_WHAT IS BEING ASKED_. Print the entries verbatim, leaving out the images they contain.

-- -- --

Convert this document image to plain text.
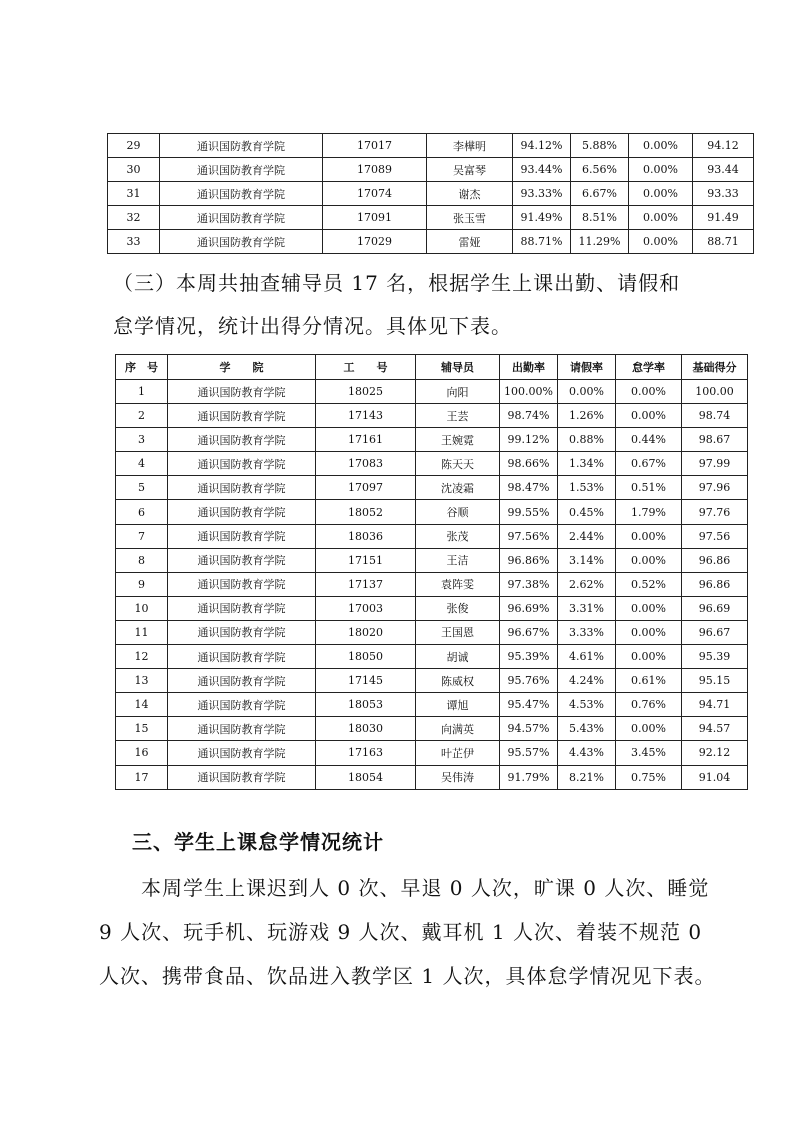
29	通识国防教育学院	17017	李樺明	94.12%	5.88%	0.00%	94.12
30	通识国防教育学院	17089	吴富琴	93.44%	6.56%	0.00%	93.44
31	通识国防教育学院	17074	谢杰	93.33%	6.67%	0.00%	93.33
32	通识国防教育学院	17091	张玉雪	91.49%	8.51%	0.00%	91.49
33	通识国防教育学院	17029	雷娅	88.71%	11.29%	0.00%	88.71

（三）本周共抽查辅导员 17 名，根据学生上课出勤、请假和

怠学情况，统计出得分情况。具体见下表。

序　号	学　　院	工　　号	辅导员	出勤率	请假率	怠学率	基础得分
1	通识国防教育学院	18025	向阳	100.00%	0.00%	0.00%	100.00
2	通识国防教育学院	17143	王芸	98.74%	1.26%	0.00%	98.74
3	通识国防教育学院	17161	王婉霓	99.12%	0.88%	0.44%	98.67
4	通识国防教育学院	17083	陈天天	98.66%	1.34%	0.67%	97.99
5	通识国防教育学院	17097	沈凌霜	98.47%	1.53%	0.51%	97.96
6	通识国防教育学院	18052	谷顺	99.55%	0.45%	1.79%	97.76
7	通识国防教育学院	18036	张茂	97.56%	2.44%	0.00%	97.56
8	通识国防教育学院	17151	王洁	96.86%	3.14%	0.00%	96.86
9	通识国防教育学院	17137	袁阵雯	97.38%	2.62%	0.52%	96.86
10	通识国防教育学院	17003	张俊	96.69%	3.31%	0.00%	96.69
11	通识国防教育学院	18020	王国恩	96.67%	3.33%	0.00%	96.67
12	通识国防教育学院	18050	胡诚	95.39%	4.61%	0.00%	95.39
13	通识国防教育学院	17145	陈威权	95.76%	4.24%	0.61%	95.15
14	通识国防教育学院	18053	谭旭	95.47%	4.53%	0.76%	94.71
15	通识国防教育学院	18030	向满英	94.57%	5.43%	0.00%	94.57
16	通识国防教育学院	17163	叶芷伊	95.57%	4.43%	3.45%	92.12
17	通识国防教育学院	18054	吴伟涛	91.79%	8.21%	0.75%	91.04
三、学生上课怠学情况统计

　　本周学生上课迟到人 0 次、早退 0 人次，旷课 0 人次、睡觉

9 人次、玩手机、玩游戏 9 人次、戴耳机 1 人次、着装不规范 0

人次、携带食品、饮品进入教学区 1 人次，具体怠学情况见下表。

-- -- --

_THE REPLY_.
Convert this document image to plain text.
29	通识国防教育学院	17017	李樺明	94.12%	5.88%	0.00%	94.12
30	通识国防教育学院	17089	吴富琴	93.44%	6.56%	0.00%	93.44
31	通识国防教育学院	17074	谢杰	93.33%	6.67%	0.00%	93.33
32	通识国防教育学院	17091	张玉雪	91.49%	8.51%	0.00%	91.49
33	通识国防教育学院	17029	雷娅	88.71%	11.29%	0.00%	88.71

（三）本周共抽查辅导员 17 名，根据学生上课出勤、请假和

怠学情况，统计出得分情况。具体见下表。

序　号	学　　院	工　　号	辅导员	出勤率	请假率	怠学率	基础得分
1	通识国防教育学院	18025	向阳	100.00%	0.00%	0.00%	100.00
2	通识国防教育学院	17143	王芸	98.74%	1.26%	0.00%	98.74
3	通识国防教育学院	17161	王婉霓	99.12%	0.88%	0.44%	98.67
4	通识国防教育学院	17083	陈天天	98.66%	1.34%	0.67%	97.99
5	通识国防教育学院	17097	沈凌霜	98.47%	1.53%	0.51%	97.96
6	通识国防教育学院	18052	谷顺	99.55%	0.45%	1.79%	97.76
7	通识国防教育学院	18036	张茂	97.56%	2.44%	0.00%	97.56
8	通识国防教育学院	17151	王洁	96.86%	3.14%	0.00%	96.86
9	通识国防教育学院	17137	袁阵雯	97.38%	2.62%	0.52%	96.86
10	通识国防教育学院	17003	张俊	96.69%	3.31%	0.00%	96.69
11	通识国防教育学院	18020	王国恩	96.67%	3.33%	0.00%	96.67
12	通识国防教育学院	18050	胡诚	95.39%	4.61%	0.00%	95.39
13	通识国防教育学院	17145	陈威权	95.76%	4.24%	0.61%	95.15
14	通识国防教育学院	18053	谭旭	95.47%	4.53%	0.76%	94.71
15	通识国防教育学院	18030	向满英	94.57%	5.43%	0.00%	94.57
16	通识国防教育学院	17163	叶芷伊	95.57%	4.43%	3.45%	92.12
17	通识国防教育学院	18054	吴伟涛	91.79%	8.21%	0.75%	91.04
三、学生上课怠学情况统计

　　本周学生上课迟到人 0 次、早退 0 人次，旷课 0 人次、睡觉

9 人次、玩手机、玩游戏 9 人次、戴耳机 1 人次、着装不规范 0

人次、携带食品、饮品进入教学区 1 人次，具体怠学情况见下表。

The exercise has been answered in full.